Given exercise: Identify each line in the records below that contains the word "Surplus", and copy it.

Dataset entries
__________

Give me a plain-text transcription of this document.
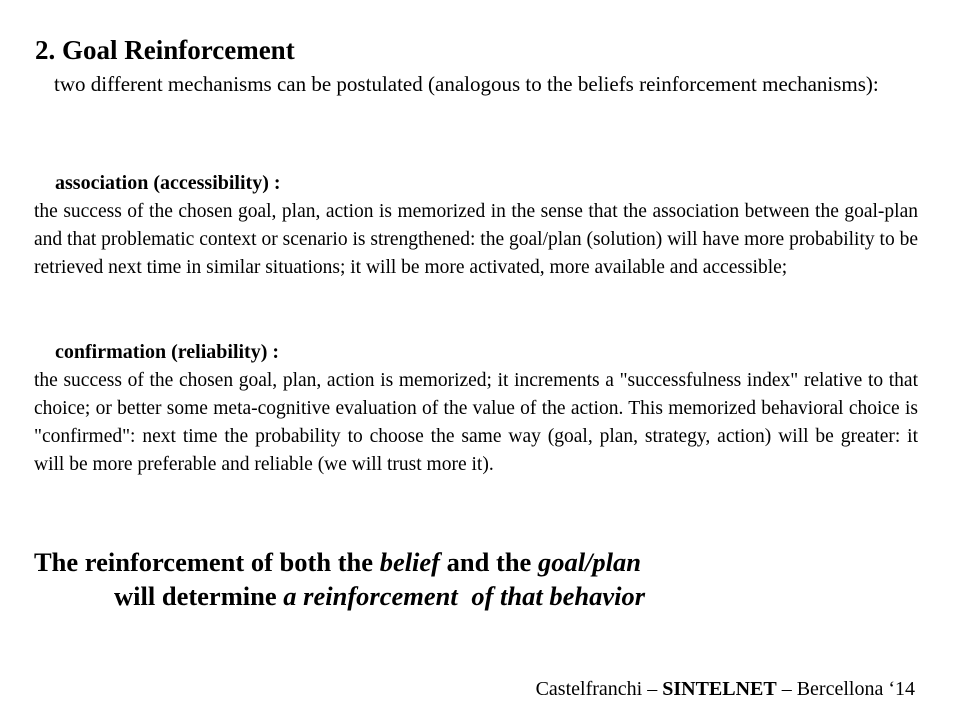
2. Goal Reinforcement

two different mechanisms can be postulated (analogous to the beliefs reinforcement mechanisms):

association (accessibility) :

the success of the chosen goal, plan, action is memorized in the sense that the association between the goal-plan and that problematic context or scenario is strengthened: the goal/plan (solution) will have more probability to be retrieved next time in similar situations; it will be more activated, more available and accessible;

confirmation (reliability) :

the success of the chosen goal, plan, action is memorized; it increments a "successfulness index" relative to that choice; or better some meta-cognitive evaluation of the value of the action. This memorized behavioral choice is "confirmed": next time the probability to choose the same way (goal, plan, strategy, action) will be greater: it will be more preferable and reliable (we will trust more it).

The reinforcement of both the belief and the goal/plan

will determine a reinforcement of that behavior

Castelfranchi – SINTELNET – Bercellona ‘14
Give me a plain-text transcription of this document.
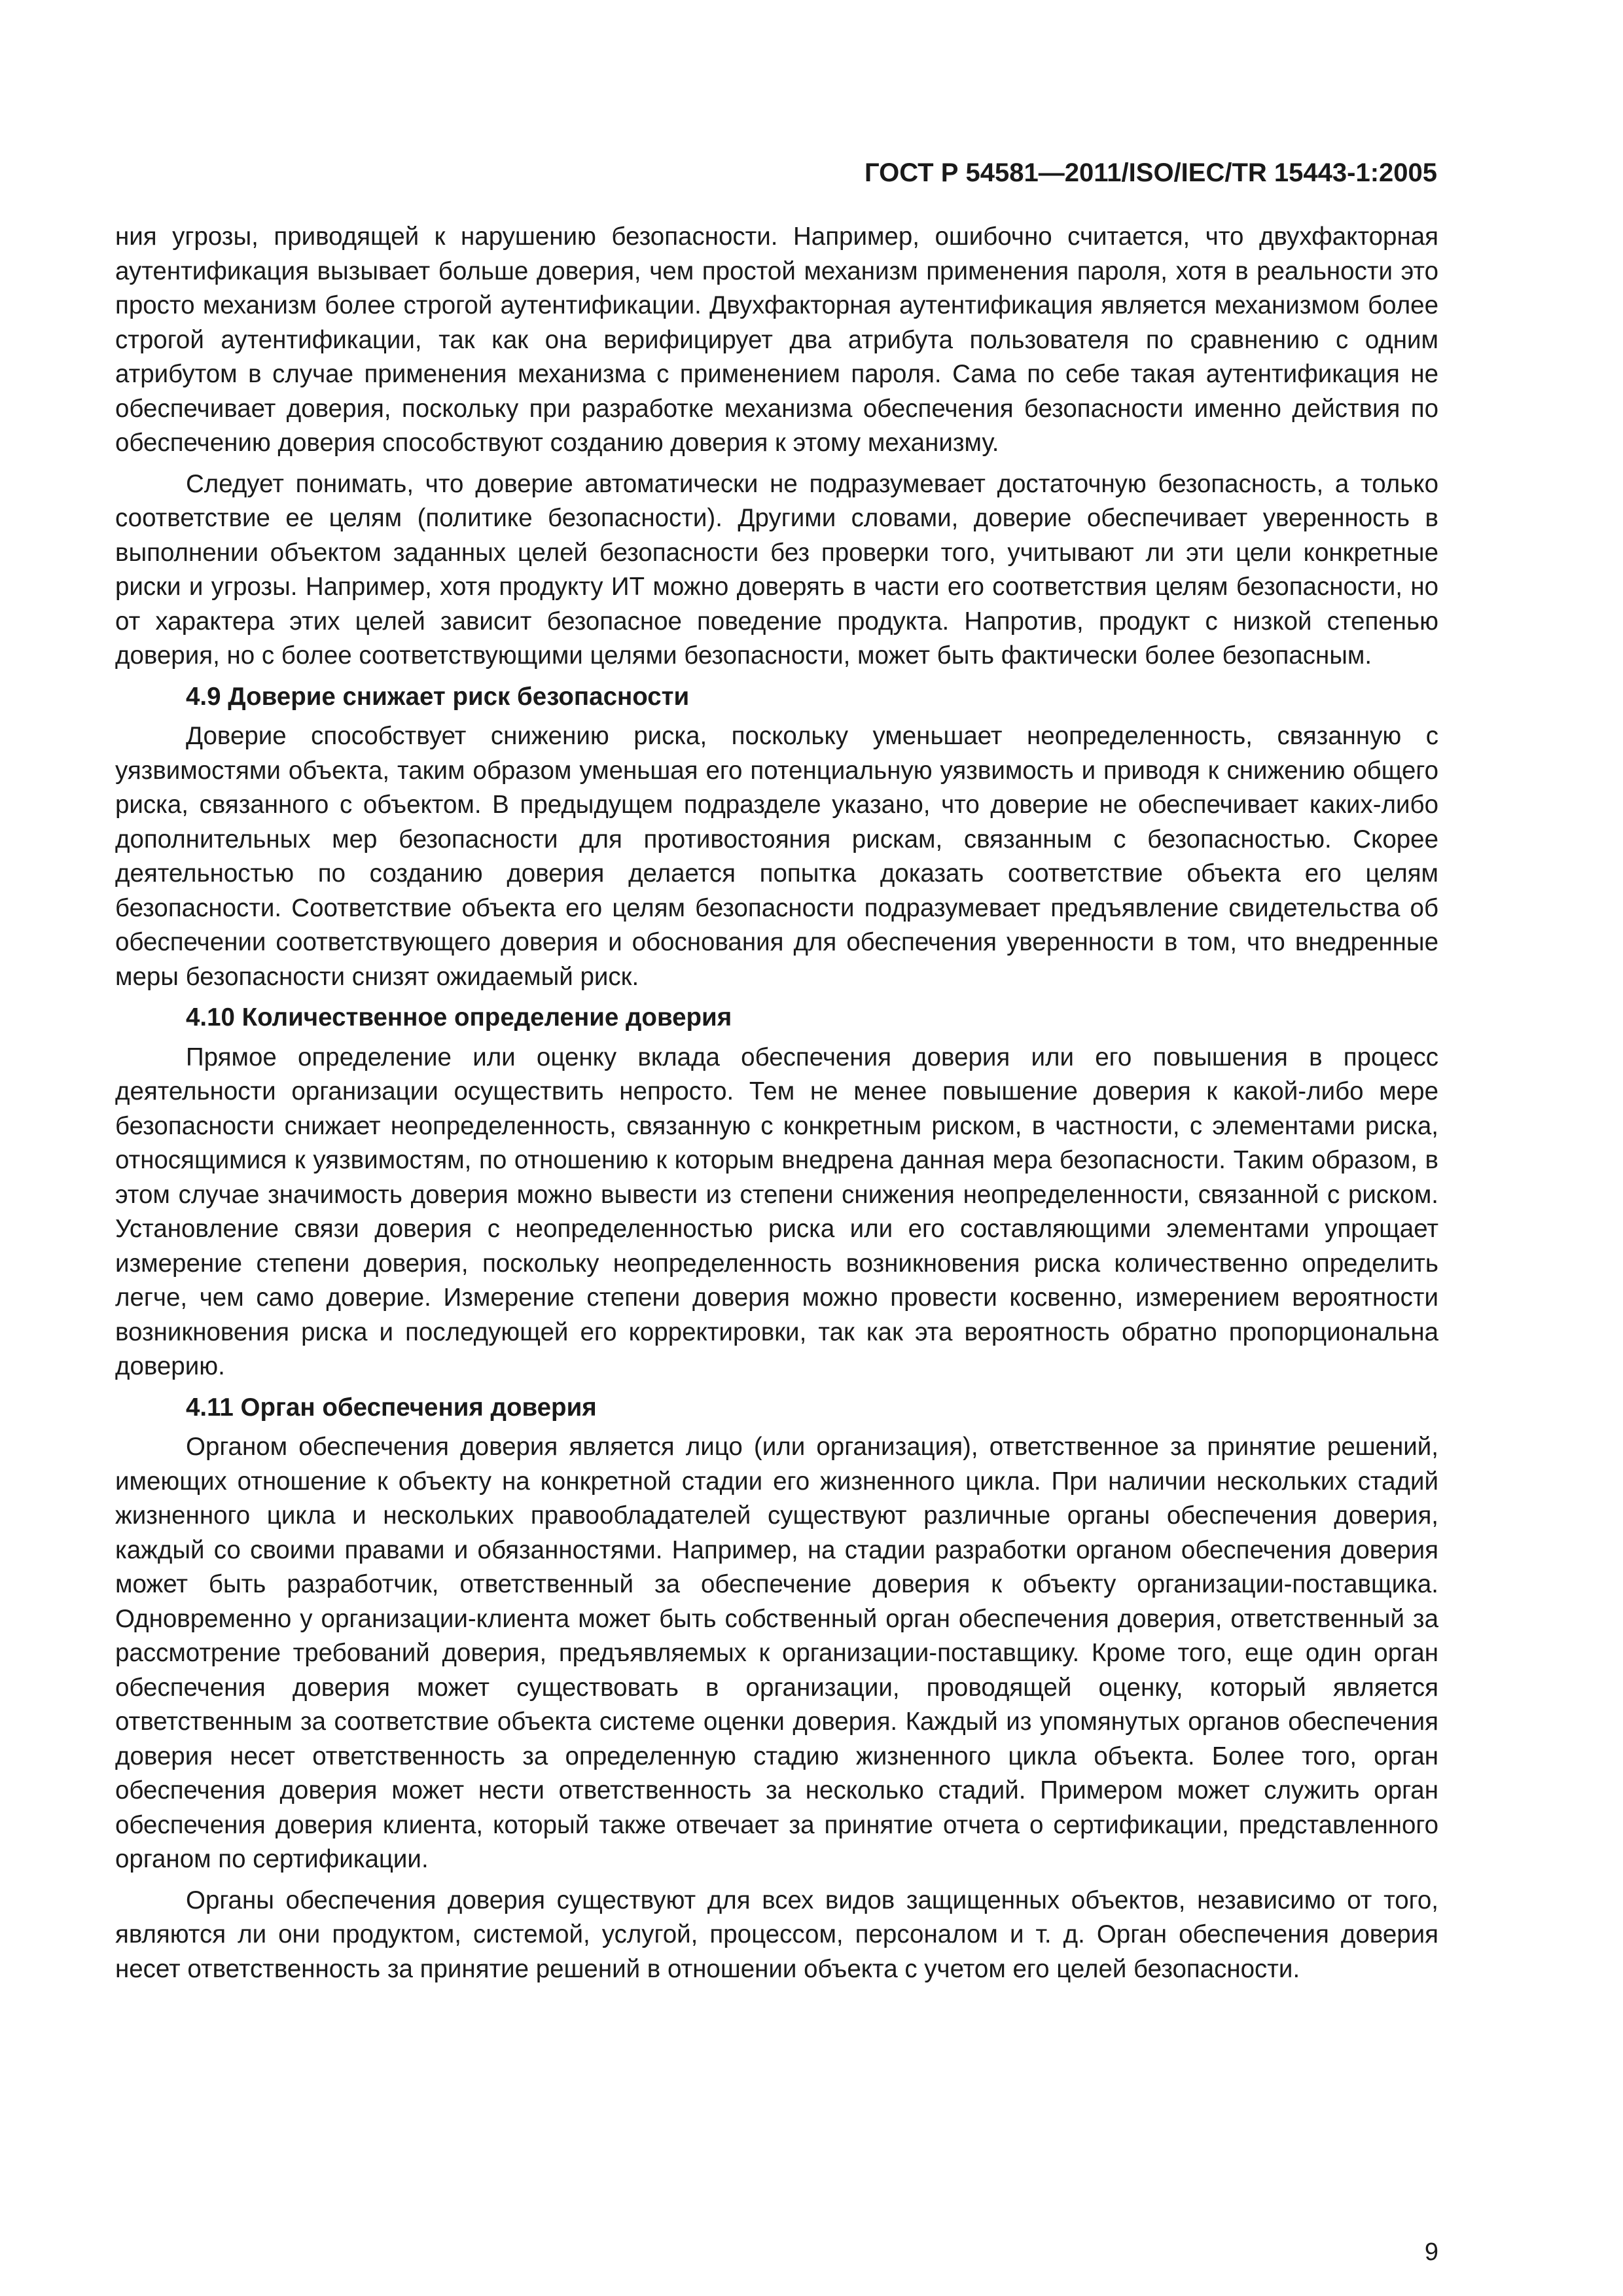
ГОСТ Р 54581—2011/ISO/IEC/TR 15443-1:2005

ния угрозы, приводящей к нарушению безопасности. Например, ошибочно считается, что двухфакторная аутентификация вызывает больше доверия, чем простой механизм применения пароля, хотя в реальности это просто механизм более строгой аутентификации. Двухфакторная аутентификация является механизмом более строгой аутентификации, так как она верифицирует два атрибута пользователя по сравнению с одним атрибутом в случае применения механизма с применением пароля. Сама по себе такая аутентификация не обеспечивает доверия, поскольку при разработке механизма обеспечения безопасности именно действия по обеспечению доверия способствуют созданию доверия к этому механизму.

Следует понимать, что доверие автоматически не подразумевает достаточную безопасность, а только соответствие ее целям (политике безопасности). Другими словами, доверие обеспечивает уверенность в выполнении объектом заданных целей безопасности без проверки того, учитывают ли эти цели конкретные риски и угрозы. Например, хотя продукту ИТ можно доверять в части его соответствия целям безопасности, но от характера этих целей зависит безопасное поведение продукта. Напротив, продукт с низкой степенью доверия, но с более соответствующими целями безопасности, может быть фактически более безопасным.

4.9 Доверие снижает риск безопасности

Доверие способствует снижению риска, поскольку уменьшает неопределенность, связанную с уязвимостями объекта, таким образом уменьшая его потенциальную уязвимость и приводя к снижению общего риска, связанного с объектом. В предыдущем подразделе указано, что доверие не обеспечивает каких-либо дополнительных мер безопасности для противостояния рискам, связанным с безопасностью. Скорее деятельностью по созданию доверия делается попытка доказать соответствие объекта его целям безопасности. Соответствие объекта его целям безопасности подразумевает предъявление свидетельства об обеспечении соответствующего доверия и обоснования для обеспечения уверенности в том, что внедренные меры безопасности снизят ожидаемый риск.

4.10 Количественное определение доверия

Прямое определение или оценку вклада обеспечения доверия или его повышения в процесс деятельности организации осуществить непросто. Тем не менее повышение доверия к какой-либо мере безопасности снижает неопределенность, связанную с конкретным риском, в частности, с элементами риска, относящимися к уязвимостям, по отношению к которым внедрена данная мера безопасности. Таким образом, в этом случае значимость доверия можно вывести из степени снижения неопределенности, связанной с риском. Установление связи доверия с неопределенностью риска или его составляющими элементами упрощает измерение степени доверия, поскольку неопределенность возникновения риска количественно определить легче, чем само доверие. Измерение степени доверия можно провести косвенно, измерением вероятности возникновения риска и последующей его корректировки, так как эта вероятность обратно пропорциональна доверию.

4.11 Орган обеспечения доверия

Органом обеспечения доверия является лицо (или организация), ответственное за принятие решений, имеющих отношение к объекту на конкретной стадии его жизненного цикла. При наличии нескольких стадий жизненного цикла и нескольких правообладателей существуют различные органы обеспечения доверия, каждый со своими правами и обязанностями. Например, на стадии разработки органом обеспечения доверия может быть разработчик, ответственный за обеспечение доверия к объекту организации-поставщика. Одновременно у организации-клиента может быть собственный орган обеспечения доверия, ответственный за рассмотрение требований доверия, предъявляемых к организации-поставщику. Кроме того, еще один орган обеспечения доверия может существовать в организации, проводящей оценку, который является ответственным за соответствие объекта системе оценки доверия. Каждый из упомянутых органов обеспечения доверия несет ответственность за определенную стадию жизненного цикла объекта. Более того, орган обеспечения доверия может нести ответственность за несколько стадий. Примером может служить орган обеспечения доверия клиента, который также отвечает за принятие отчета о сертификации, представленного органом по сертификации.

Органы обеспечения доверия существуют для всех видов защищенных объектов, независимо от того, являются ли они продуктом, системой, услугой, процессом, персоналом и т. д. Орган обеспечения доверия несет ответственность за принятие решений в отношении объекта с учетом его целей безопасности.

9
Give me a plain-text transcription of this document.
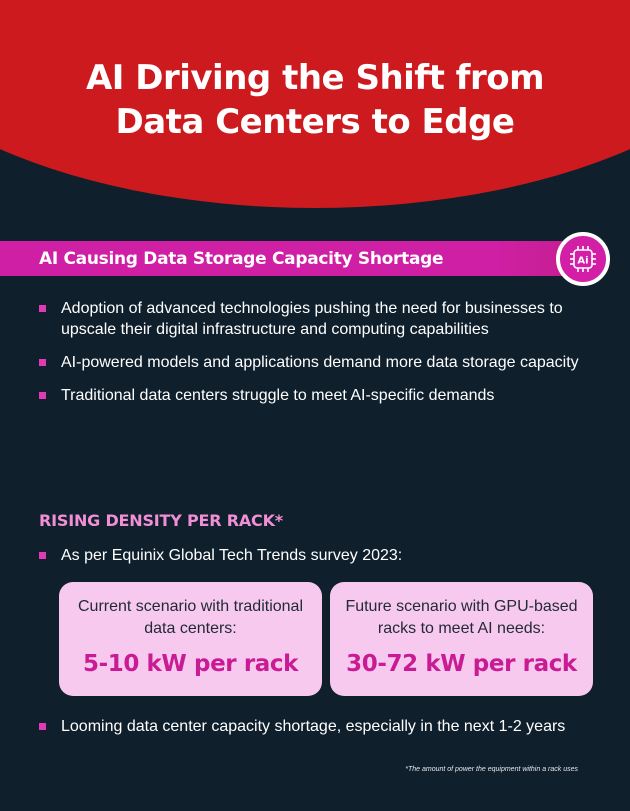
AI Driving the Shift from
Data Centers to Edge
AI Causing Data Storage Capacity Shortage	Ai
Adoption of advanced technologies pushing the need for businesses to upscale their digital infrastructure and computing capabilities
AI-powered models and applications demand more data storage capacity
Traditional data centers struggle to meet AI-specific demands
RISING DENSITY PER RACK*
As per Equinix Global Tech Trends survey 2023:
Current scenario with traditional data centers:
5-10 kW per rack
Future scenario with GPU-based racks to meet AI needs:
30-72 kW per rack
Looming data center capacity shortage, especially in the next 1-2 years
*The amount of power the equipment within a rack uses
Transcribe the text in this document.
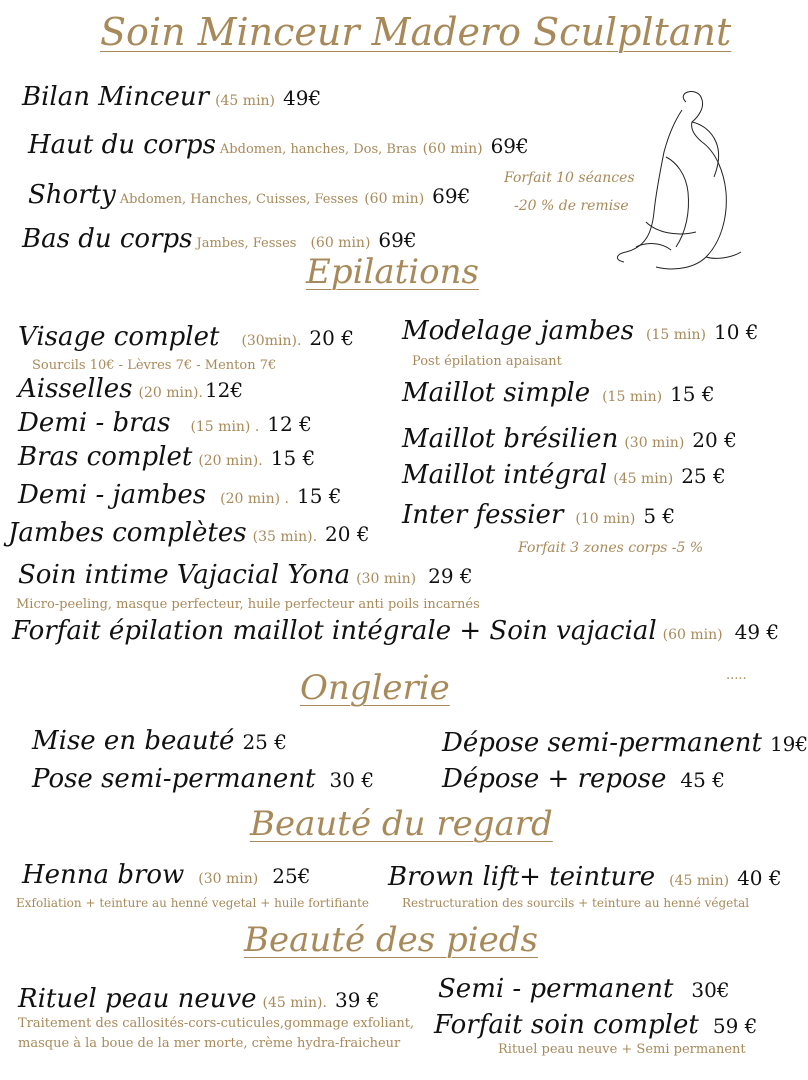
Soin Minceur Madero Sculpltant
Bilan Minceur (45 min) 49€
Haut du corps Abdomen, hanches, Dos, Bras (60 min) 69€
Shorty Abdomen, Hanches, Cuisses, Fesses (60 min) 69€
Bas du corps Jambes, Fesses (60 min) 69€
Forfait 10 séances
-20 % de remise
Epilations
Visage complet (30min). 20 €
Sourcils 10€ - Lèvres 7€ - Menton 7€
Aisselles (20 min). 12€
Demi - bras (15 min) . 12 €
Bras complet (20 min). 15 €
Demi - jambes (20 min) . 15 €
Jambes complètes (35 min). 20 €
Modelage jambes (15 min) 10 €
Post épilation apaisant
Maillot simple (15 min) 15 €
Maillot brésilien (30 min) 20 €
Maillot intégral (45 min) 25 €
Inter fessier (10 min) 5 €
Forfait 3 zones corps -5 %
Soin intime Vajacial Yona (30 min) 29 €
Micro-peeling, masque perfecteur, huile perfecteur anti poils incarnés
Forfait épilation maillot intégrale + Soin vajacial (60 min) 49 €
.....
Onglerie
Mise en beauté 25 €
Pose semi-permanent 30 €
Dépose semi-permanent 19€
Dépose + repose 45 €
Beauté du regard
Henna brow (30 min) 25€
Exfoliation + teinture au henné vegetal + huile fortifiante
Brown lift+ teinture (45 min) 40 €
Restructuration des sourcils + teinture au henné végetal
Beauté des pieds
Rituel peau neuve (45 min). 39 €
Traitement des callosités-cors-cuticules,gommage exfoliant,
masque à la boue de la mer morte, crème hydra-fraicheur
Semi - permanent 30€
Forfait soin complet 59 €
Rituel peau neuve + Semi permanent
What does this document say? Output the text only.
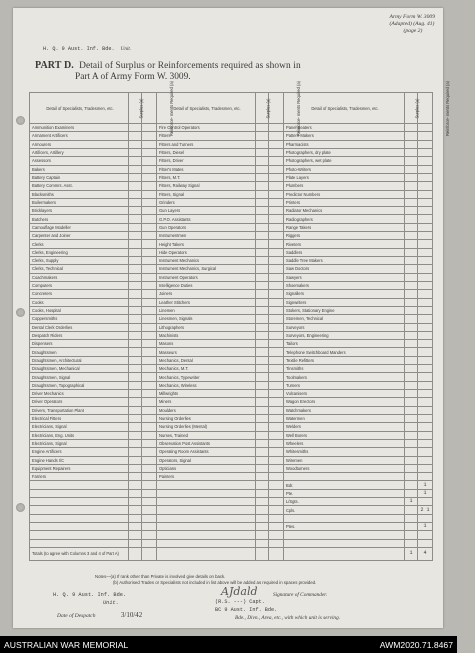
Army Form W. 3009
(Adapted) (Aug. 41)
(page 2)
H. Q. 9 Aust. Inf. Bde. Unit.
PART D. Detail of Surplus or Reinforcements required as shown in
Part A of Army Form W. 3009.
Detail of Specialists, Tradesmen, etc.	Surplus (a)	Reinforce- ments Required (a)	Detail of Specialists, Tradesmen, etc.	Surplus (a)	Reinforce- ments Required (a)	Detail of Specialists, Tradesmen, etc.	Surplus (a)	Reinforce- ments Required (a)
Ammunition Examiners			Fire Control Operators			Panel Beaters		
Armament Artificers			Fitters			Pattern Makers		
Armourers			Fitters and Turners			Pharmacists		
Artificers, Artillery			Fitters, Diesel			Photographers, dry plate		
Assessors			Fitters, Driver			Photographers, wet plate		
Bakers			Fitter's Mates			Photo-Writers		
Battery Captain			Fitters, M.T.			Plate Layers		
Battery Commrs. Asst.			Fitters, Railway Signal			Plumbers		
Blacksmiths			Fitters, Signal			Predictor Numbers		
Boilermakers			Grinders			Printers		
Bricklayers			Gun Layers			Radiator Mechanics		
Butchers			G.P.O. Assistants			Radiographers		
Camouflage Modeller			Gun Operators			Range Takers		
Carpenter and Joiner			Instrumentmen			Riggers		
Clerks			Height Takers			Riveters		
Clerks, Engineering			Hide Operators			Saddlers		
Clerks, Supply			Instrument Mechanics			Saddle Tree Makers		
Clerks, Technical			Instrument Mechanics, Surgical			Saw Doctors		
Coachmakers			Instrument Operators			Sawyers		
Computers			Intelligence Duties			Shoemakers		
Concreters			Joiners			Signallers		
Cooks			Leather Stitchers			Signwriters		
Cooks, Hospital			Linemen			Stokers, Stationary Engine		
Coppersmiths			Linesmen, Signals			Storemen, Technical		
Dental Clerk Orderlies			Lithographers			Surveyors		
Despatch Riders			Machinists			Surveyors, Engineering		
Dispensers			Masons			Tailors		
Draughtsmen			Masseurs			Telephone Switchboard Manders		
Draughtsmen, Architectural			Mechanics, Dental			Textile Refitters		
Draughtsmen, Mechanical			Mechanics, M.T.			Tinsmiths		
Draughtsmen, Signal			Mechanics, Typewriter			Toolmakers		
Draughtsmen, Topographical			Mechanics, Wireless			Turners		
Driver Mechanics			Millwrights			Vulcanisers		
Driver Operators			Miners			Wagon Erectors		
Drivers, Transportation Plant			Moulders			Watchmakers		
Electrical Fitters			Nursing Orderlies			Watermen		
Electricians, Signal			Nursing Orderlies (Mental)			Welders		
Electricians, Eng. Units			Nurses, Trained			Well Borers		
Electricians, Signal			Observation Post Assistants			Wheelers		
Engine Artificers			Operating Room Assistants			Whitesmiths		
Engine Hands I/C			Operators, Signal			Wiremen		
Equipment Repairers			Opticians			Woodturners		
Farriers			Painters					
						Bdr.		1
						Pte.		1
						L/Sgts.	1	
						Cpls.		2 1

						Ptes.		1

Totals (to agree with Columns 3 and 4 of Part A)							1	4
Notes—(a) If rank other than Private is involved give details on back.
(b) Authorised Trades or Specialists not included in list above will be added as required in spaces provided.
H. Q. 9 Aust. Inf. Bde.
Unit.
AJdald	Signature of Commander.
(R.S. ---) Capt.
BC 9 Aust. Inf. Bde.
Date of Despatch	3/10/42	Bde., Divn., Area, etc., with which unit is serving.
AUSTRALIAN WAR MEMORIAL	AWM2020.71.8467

__________

Result below:
PART D. Detail of Surplus or Reinforcements required as shown in
Detail of Specialists, Tradesmen, etc.	Surplus (a)	Reinforce- ments Required (a)	Detail of Specialists, Tradesmen, etc.	Surplus (a)	Reinforce- ments Required (a)	Detail of Specialists, Tradesmen, etc.	Surplus (a)	Reinforce- ments Required (a)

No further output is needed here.